Copy out the items below, substituting "box coordinates" for every occurrence of "bounding box" and leaving the rest unchanged.

::: SUPPLIED DATA :::

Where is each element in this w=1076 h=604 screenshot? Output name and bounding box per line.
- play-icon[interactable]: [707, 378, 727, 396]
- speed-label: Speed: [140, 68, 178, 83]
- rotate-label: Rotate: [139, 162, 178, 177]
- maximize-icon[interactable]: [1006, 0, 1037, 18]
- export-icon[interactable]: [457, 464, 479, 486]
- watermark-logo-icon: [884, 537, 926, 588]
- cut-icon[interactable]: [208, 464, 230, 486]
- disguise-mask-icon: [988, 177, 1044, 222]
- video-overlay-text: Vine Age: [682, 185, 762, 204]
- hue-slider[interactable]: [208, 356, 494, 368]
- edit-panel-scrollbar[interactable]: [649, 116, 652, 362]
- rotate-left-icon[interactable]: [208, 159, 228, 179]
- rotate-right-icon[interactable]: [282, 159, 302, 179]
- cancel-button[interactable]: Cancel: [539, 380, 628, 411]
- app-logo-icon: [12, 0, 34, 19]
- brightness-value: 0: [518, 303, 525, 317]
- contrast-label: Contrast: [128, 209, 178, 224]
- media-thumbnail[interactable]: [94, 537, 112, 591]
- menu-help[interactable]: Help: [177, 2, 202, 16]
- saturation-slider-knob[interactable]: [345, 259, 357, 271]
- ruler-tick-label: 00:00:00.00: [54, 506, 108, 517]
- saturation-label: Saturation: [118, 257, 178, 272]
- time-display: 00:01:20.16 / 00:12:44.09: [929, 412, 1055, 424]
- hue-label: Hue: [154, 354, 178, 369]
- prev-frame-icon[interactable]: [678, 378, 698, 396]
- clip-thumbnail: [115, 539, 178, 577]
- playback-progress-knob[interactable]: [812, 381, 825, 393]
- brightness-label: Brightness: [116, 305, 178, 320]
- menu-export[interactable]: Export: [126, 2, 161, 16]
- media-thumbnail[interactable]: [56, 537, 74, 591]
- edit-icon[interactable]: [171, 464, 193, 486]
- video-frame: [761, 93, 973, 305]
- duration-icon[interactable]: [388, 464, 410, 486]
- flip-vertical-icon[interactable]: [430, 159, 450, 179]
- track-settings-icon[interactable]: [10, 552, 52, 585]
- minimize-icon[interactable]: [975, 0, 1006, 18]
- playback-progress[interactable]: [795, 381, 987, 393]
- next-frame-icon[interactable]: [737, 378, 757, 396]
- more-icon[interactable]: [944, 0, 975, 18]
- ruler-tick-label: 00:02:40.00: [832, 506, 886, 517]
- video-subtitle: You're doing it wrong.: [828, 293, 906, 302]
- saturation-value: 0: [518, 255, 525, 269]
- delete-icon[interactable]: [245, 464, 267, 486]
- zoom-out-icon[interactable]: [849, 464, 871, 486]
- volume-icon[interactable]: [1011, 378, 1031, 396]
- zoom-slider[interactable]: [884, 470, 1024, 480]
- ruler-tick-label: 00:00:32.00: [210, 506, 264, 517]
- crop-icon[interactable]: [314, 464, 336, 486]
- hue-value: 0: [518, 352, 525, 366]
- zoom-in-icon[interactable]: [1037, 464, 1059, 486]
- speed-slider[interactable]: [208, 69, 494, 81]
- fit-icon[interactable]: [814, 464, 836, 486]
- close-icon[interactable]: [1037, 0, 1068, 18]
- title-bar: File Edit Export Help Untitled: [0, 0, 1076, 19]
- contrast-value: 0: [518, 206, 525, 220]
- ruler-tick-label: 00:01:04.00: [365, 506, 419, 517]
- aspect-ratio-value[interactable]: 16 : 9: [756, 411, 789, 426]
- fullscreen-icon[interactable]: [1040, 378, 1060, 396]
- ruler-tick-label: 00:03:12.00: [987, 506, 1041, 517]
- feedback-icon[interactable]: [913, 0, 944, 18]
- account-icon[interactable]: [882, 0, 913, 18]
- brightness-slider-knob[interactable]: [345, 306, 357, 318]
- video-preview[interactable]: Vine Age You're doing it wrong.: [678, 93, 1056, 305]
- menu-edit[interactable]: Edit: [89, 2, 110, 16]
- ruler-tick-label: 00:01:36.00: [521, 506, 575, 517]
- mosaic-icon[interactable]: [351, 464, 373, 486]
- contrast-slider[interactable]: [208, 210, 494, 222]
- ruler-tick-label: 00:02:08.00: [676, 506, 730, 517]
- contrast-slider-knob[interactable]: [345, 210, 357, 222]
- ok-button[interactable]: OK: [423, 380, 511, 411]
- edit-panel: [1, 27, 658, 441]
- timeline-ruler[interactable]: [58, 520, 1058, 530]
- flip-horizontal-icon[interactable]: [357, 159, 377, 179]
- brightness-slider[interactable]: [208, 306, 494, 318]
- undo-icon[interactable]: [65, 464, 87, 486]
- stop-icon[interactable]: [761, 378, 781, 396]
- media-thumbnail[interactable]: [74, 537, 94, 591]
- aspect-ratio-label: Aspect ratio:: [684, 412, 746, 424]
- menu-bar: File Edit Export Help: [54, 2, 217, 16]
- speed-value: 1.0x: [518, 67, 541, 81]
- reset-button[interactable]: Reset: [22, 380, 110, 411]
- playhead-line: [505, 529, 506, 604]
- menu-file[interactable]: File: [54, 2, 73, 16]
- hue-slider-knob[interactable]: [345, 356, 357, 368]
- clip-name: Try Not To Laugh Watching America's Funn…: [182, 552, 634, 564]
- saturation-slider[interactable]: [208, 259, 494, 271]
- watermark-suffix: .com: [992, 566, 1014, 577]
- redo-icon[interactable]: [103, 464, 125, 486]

:::

> **SOLUTION TO THIS EXERCISE**
Where is each element in this w=1076 h=604 screenshot? Output name and box coordinates per line.
- play-icon[interactable]: [707, 378, 727, 396]
- speed-label: Speed: [140, 68, 178, 83]
- rotate-label: Rotate: [139, 162, 178, 177]
- maximize-icon[interactable]: [1006, 0, 1037, 18]
- export-icon[interactable]: [457, 464, 479, 486]
- watermark-logo-icon: [884, 537, 926, 588]
- cut-icon[interactable]: [208, 464, 230, 486]
- disguise-mask-icon: [988, 177, 1044, 222]
- video-overlay-text: Vine Age: [682, 185, 762, 204]
- hue-slider[interactable]: [208, 356, 494, 368]
- edit-panel-scrollbar[interactable]: [649, 116, 652, 362]
- rotate-left-icon[interactable]: [208, 159, 228, 179]
- rotate-right-icon[interactable]: [282, 159, 302, 179]
- cancel-button[interactable]: Cancel: [539, 380, 628, 411]
- app-logo-icon: [12, 0, 34, 19]
- brightness-value: 0: [518, 303, 525, 317]
- contrast-label: Contrast: [128, 209, 178, 224]
- media-thumbnail[interactable]: [94, 537, 112, 591]
- menu-help[interactable]: Help: [177, 2, 202, 16]
- saturation-slider-knob[interactable]: [345, 259, 357, 271]
- ruler-tick-label: 00:00:00.00: [54, 506, 108, 517]
- saturation-label: Saturation: [118, 257, 178, 272]
- time-display: 00:01:20.16 / 00:12:44.09: [929, 412, 1055, 424]
- hue-label: Hue: [154, 354, 178, 369]
- prev-frame-icon[interactable]: [678, 378, 698, 396]
- clip-thumbnail: [115, 539, 178, 577]
- playback-progress-knob[interactable]: [812, 381, 825, 393]
- brightness-label: Brightness: [116, 305, 178, 320]
- menu-export[interactable]: Export: [126, 2, 161, 16]
- media-thumbnail[interactable]: [56, 537, 74, 591]
- edit-icon[interactable]: [171, 464, 193, 486]
- video-frame: [761, 93, 973, 305]
- duration-icon[interactable]: [388, 464, 410, 486]
- flip-vertical-icon[interactable]: [430, 159, 450, 179]
- track-settings-icon[interactable]: [10, 552, 52, 585]
- minimize-icon[interactable]: [975, 0, 1006, 18]
- playback-progress[interactable]: [795, 381, 987, 393]
- next-frame-icon[interactable]: [737, 378, 757, 396]
- more-icon[interactable]: [944, 0, 975, 18]
- ruler-tick-label: 00:02:40.00: [832, 506, 886, 517]
- video-subtitle: You're doing it wrong.: [828, 293, 906, 302]
- saturation-value: 0: [518, 255, 525, 269]
- delete-icon[interactable]: [245, 464, 267, 486]
- zoom-out-icon[interactable]: [849, 464, 871, 486]
- volume-icon[interactable]: [1011, 378, 1031, 396]
- zoom-slider[interactable]: [884, 470, 1024, 480]
- ruler-tick-label: 00:00:32.00: [210, 506, 264, 517]
- crop-icon[interactable]: [314, 464, 336, 486]
- hue-value: 0: [518, 352, 525, 366]
- zoom-in-icon[interactable]: [1037, 464, 1059, 486]
- speed-slider[interactable]: [208, 69, 494, 81]
- fit-icon[interactable]: [814, 464, 836, 486]
- close-icon[interactable]: [1037, 0, 1068, 18]
- title-bar: File Edit Export Help Untitled: [0, 0, 1076, 19]
- contrast-value: 0: [518, 206, 525, 220]
- ruler-tick-label: 00:01:04.00: [365, 506, 419, 517]
- aspect-ratio-value[interactable]: 16 : 9: [756, 411, 789, 426]
- fullscreen-icon[interactable]: [1040, 378, 1060, 396]
- ruler-tick-label: 00:03:12.00: [987, 506, 1041, 517]
- feedback-icon[interactable]: [913, 0, 944, 18]
- account-icon[interactable]: [882, 0, 913, 18]
- brightness-slider-knob[interactable]: [345, 306, 357, 318]
- video-preview[interactable]: Vine Age You're doing it wrong.: [678, 93, 1056, 305]
- menu-edit[interactable]: Edit: [89, 2, 110, 16]
- ruler-tick-label: 00:01:36.00: [521, 506, 575, 517]
- mosaic-icon[interactable]: [351, 464, 373, 486]
- contrast-slider[interactable]: [208, 210, 494, 222]
- ruler-tick-label: 00:02:08.00: [676, 506, 730, 517]
- contrast-slider-knob[interactable]: [345, 210, 357, 222]
- ok-button[interactable]: OK: [423, 380, 511, 411]
- edit-panel: [1, 27, 658, 441]
- timeline-ruler[interactable]: [58, 520, 1058, 530]
- flip-horizontal-icon[interactable]: [357, 159, 377, 179]
- brightness-slider[interactable]: [208, 306, 494, 318]
- undo-icon[interactable]: [65, 464, 87, 486]
- stop-icon[interactable]: [761, 378, 781, 396]
- media-thumbnail[interactable]: [74, 537, 94, 591]
- aspect-ratio-label: Aspect ratio:: [684, 412, 746, 424]
- menu-bar: File Edit Export Help: [54, 2, 217, 16]
- speed-value: 1.0x: [518, 67, 541, 81]
- reset-button[interactable]: Reset: [22, 380, 110, 411]
- playhead-line: [505, 529, 506, 604]
- menu-file[interactable]: File: [54, 2, 73, 16]
- hue-slider-knob[interactable]: [345, 356, 357, 368]
- clip-name: Try Not To Laugh Watching America's Funn…: [182, 552, 634, 564]
- saturation-slider[interactable]: [208, 259, 494, 271]
- watermark-suffix: .com: [992, 566, 1014, 577]
- redo-icon[interactable]: [103, 464, 125, 486]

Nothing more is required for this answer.